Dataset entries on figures
::::::

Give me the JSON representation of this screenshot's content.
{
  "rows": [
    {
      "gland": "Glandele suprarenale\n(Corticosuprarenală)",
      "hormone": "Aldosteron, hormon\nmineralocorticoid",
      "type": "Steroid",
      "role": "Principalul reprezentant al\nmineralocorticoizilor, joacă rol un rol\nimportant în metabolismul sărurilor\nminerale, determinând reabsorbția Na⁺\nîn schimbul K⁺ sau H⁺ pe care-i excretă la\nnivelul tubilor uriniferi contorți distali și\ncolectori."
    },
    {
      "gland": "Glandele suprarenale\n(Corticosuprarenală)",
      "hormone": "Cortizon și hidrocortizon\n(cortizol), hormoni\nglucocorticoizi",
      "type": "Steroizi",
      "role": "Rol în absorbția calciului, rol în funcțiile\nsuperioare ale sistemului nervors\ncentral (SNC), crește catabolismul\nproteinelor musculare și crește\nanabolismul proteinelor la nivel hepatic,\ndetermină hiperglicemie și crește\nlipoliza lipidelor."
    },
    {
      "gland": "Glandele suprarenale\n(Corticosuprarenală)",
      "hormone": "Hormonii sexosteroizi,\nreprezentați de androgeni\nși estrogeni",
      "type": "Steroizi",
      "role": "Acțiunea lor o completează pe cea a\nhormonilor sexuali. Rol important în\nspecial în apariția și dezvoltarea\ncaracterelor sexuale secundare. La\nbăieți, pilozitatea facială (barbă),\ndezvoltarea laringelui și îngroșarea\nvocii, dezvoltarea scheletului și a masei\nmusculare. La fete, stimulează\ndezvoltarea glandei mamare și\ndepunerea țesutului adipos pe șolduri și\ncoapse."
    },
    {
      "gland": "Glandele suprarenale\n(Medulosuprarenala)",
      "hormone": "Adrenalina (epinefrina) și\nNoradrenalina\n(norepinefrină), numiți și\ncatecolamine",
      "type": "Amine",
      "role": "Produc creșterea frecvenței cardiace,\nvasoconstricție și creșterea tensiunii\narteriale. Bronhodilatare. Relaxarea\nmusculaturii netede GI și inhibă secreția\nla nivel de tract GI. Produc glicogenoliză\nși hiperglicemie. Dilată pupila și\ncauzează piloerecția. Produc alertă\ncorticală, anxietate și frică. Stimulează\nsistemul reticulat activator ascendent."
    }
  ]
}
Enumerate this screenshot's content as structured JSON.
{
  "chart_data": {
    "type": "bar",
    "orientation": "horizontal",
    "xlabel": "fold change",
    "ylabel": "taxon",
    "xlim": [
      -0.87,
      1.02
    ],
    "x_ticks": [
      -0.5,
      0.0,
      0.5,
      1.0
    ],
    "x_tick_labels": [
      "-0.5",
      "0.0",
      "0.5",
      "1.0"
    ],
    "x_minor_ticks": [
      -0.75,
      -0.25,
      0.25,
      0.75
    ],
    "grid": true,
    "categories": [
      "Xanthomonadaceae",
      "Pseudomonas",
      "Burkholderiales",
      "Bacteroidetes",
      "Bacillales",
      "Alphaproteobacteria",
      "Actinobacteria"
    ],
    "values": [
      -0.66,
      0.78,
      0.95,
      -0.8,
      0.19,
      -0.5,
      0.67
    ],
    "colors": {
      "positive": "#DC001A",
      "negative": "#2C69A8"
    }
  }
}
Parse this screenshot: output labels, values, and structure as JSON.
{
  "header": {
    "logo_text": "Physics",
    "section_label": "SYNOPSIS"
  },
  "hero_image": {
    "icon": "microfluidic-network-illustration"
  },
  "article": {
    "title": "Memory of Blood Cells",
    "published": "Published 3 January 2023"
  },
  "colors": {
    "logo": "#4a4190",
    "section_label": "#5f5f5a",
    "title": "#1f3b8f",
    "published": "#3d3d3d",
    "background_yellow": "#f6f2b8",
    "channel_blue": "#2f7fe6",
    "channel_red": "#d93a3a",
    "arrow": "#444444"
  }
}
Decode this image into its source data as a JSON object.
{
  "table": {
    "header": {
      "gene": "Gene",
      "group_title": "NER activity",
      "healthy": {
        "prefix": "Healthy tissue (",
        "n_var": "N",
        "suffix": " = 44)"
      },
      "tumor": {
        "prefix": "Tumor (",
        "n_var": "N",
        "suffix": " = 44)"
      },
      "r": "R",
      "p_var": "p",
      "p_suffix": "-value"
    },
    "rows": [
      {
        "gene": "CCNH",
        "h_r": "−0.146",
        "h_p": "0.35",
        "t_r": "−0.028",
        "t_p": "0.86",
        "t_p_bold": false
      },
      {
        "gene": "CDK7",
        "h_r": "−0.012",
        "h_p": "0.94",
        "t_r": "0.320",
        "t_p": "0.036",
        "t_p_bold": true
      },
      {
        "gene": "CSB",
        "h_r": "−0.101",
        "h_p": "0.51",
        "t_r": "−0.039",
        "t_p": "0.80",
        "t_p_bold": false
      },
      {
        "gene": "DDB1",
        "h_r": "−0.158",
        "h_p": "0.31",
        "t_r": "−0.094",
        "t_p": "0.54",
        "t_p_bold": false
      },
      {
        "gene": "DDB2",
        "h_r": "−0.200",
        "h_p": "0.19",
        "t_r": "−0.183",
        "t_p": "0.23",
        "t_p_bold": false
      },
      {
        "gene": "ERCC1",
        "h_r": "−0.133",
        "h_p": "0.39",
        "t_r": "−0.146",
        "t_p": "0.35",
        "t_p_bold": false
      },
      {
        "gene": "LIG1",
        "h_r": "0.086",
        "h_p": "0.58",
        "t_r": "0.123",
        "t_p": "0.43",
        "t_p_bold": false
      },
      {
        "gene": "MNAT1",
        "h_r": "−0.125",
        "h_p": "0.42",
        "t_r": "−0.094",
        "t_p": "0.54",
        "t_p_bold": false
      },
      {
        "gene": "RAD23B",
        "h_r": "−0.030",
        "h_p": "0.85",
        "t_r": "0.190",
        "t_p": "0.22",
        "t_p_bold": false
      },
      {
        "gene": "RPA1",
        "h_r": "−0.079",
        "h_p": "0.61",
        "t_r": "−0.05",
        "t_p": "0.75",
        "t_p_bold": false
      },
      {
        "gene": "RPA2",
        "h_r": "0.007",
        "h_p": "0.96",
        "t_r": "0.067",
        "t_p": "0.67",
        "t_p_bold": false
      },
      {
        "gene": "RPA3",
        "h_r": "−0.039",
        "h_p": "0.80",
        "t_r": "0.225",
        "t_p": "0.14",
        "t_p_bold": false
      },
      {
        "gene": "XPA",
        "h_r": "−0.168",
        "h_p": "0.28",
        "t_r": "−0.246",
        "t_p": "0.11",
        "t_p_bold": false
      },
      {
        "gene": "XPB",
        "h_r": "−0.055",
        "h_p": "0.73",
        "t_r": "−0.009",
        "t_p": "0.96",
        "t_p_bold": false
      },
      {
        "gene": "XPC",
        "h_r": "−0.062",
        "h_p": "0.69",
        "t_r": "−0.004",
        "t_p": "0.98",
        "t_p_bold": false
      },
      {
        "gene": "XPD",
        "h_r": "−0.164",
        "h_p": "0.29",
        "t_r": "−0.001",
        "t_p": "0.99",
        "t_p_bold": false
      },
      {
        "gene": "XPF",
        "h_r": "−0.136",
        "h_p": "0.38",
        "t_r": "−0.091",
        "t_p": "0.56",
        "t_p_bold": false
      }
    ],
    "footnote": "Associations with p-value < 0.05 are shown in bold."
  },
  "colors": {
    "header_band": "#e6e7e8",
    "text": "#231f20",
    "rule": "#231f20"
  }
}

::::::

Where a line of the records holds the word "JSON", copy that line.

▶ Result of the task:
Give me the JSON representation of this screenshot's content.
Enumerate this screenshot's content as structured JSON.
Parse this screenshot: output labels, values, and structure as JSON.
Decode this image into its source data as a JSON object.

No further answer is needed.